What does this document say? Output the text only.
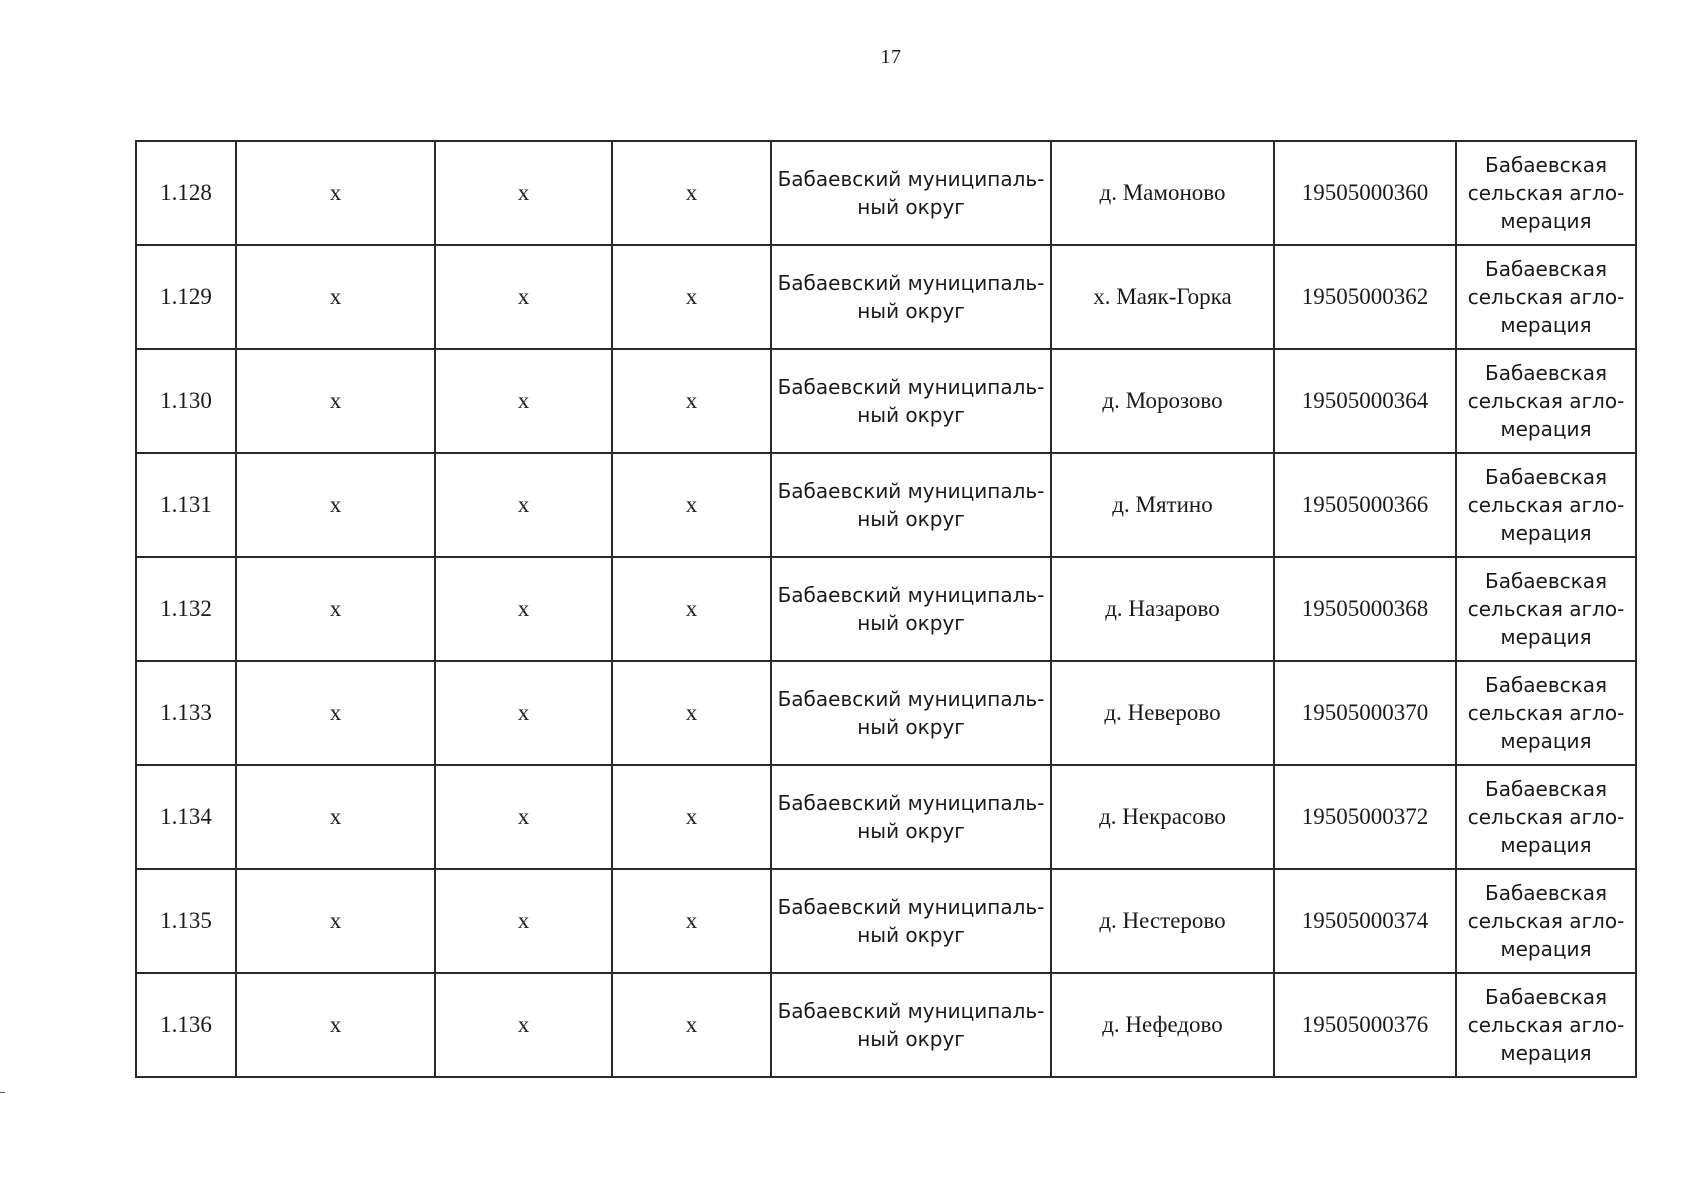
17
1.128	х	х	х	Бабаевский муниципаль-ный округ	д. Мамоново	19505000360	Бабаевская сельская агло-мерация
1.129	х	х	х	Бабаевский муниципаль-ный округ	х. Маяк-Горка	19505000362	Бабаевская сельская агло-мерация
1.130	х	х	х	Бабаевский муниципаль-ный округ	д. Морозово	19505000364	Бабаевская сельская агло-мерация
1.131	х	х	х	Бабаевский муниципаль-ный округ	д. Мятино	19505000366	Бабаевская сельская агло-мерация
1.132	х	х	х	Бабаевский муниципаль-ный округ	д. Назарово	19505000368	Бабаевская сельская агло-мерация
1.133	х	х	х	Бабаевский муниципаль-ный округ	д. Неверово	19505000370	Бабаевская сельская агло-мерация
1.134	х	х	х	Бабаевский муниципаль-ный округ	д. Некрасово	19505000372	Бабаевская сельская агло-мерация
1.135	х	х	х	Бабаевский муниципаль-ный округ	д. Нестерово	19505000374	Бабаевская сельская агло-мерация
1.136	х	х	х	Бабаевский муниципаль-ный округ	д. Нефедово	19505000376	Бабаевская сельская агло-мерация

----------------

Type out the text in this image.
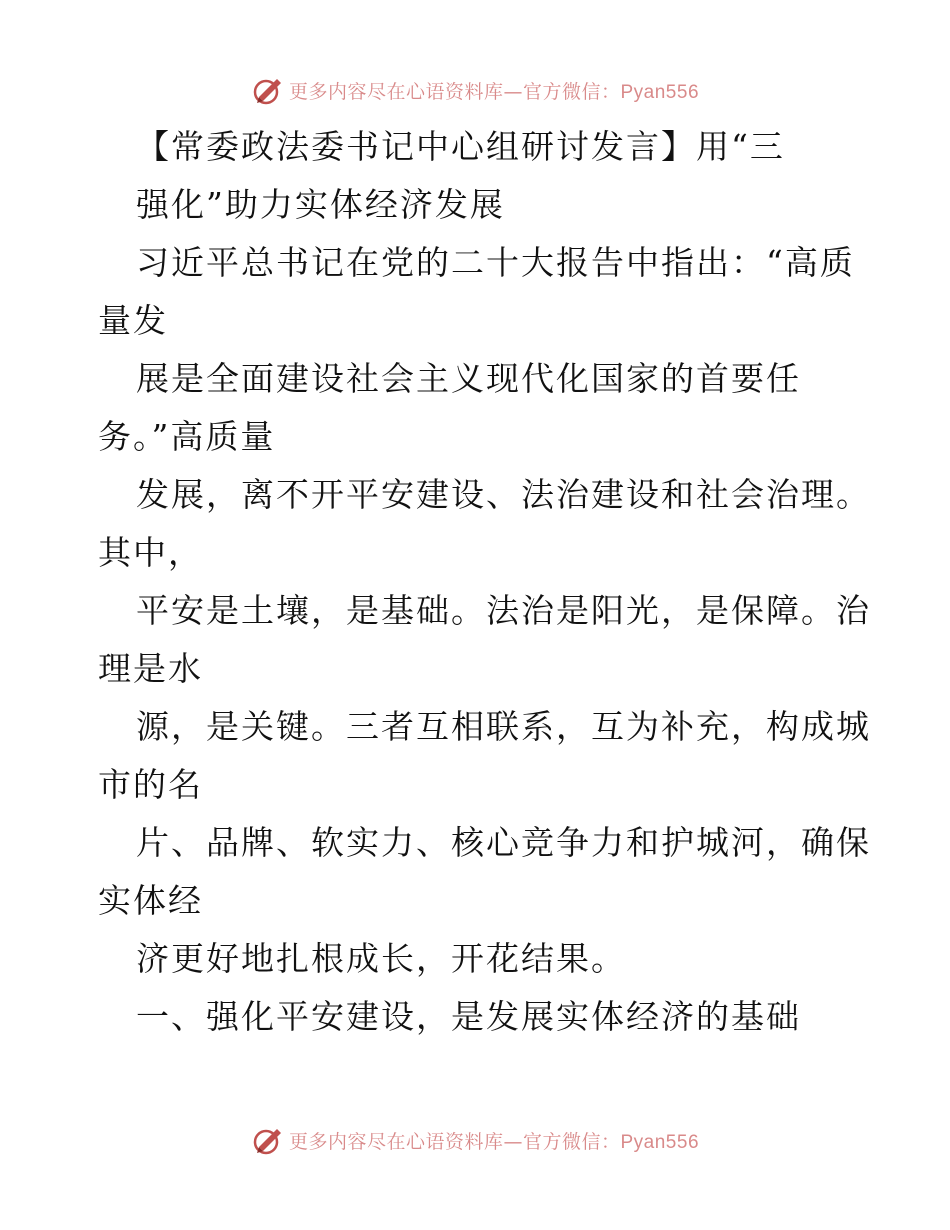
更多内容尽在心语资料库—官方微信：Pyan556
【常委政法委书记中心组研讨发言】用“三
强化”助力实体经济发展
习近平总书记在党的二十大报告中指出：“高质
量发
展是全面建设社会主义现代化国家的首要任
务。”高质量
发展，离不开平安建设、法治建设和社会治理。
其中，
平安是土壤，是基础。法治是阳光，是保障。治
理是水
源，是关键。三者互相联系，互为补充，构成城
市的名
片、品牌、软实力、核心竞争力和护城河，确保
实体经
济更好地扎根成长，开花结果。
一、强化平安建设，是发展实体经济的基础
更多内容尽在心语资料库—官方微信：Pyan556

----------------

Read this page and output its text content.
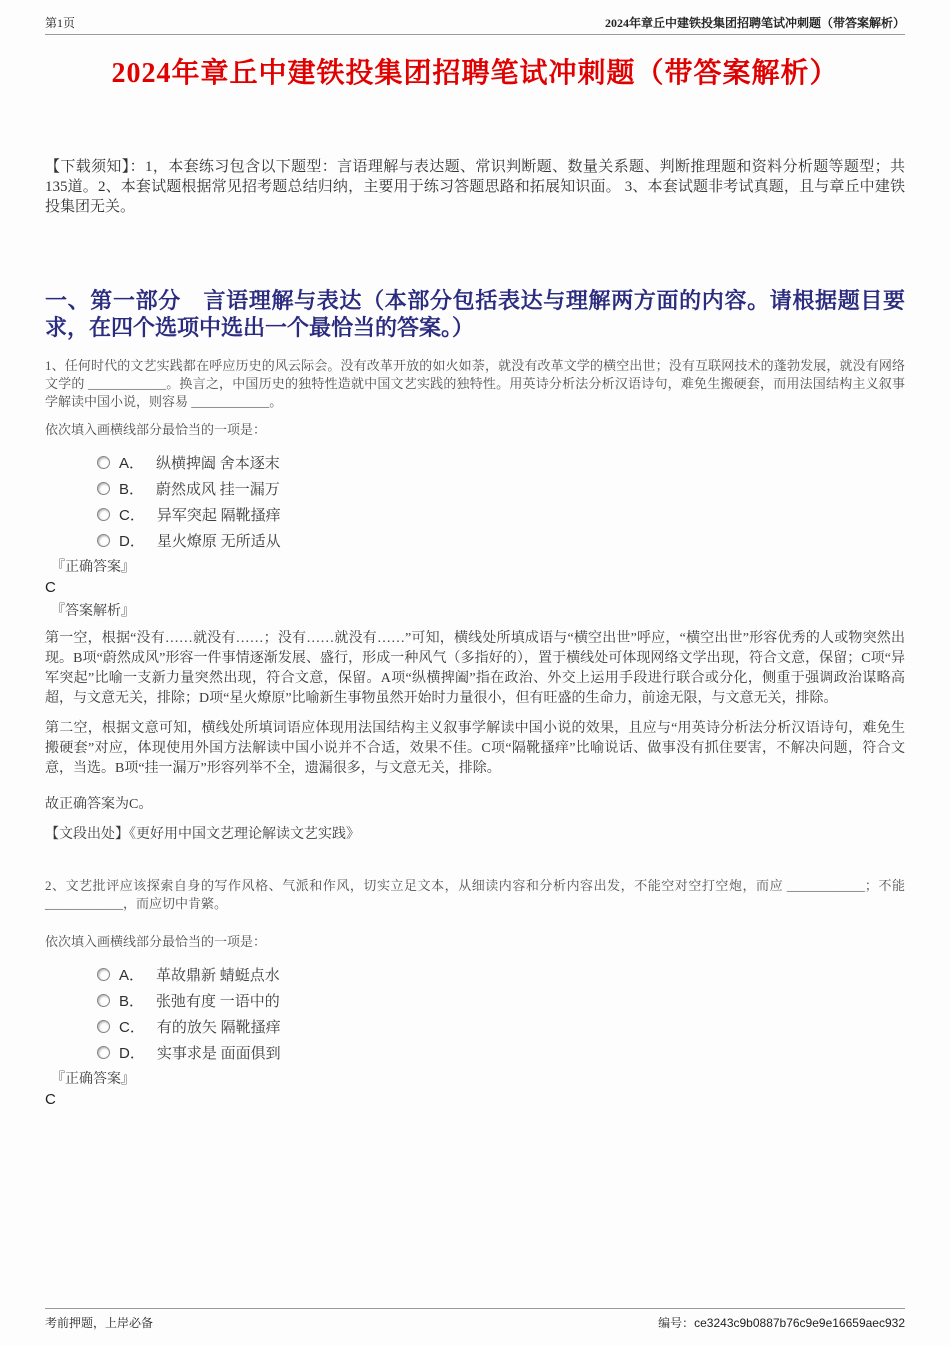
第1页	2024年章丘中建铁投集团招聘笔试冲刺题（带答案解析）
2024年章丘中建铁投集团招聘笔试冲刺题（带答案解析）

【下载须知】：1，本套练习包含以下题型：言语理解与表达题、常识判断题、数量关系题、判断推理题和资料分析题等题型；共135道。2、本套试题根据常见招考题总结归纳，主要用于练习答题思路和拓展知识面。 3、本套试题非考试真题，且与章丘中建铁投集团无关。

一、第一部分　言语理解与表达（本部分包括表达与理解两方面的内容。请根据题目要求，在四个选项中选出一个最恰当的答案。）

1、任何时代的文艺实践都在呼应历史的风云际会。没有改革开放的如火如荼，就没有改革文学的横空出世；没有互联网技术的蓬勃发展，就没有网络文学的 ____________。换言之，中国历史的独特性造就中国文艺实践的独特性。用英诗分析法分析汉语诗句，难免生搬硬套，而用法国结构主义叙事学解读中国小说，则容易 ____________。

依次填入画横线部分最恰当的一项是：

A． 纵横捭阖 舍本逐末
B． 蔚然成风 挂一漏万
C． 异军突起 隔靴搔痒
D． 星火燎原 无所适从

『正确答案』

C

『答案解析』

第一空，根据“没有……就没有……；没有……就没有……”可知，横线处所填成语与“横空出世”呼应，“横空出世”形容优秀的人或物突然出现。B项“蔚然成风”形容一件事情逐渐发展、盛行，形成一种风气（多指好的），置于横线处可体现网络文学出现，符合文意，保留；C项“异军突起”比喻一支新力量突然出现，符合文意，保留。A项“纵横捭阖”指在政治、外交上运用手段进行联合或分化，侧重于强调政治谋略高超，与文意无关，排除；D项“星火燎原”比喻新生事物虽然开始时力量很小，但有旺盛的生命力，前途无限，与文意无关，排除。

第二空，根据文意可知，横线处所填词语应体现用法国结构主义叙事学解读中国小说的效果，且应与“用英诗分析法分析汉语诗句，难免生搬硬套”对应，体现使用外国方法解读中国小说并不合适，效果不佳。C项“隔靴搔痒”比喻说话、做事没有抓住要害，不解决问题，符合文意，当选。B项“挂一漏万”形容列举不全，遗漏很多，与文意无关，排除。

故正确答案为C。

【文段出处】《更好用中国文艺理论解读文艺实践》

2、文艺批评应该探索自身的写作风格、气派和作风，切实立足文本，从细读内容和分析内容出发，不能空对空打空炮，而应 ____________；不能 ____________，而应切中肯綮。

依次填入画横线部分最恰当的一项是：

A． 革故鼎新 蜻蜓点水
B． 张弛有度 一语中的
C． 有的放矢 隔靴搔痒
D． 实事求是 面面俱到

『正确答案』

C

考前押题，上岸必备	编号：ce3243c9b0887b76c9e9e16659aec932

----------------

Aim of the task -
Scan the material above for the word "муниципаль". Copy each line where it occurs.

Response -
1.128	х	х	х	Бабаевский муниципаль-ный округ	д. Мамоново	19505000360	Бабаевская сельская агло-мерация
1.129	х	х	х	Бабаевский муниципаль-ный округ	х. Маяк-Горка	19505000362	Бабаевская сельская агло-мерация
1.130	х	х	х	Бабаевский муниципаль-ный округ	д. Морозово	19505000364	Бабаевская сельская агло-мерация
1.131	х	х	х	Бабаевский муниципаль-ный округ	д. Мятино	19505000366	Бабаевская сельская агло-мерация
1.132	х	х	х	Бабаевский муниципаль-ный округ	д. Назарово	19505000368	Бабаевская сельская агло-мерация
1.133	х	х	х	Бабаевский муниципаль-ный округ	д. Неверово	19505000370	Бабаевская сельская агло-мерация
1.134	х	х	х	Бабаевский муниципаль-ный округ	д. Некрасово	19505000372	Бабаевская сельская агло-мерация
1.135	х	х	х	Бабаевский муниципаль-ный округ	д. Нестерово	19505000374	Бабаевская сельская агло-мерация
1.136	х	х	х	Бабаевский муниципаль-ный округ	д. Нефедово	19505000376	Бабаевская сельская агло-мерация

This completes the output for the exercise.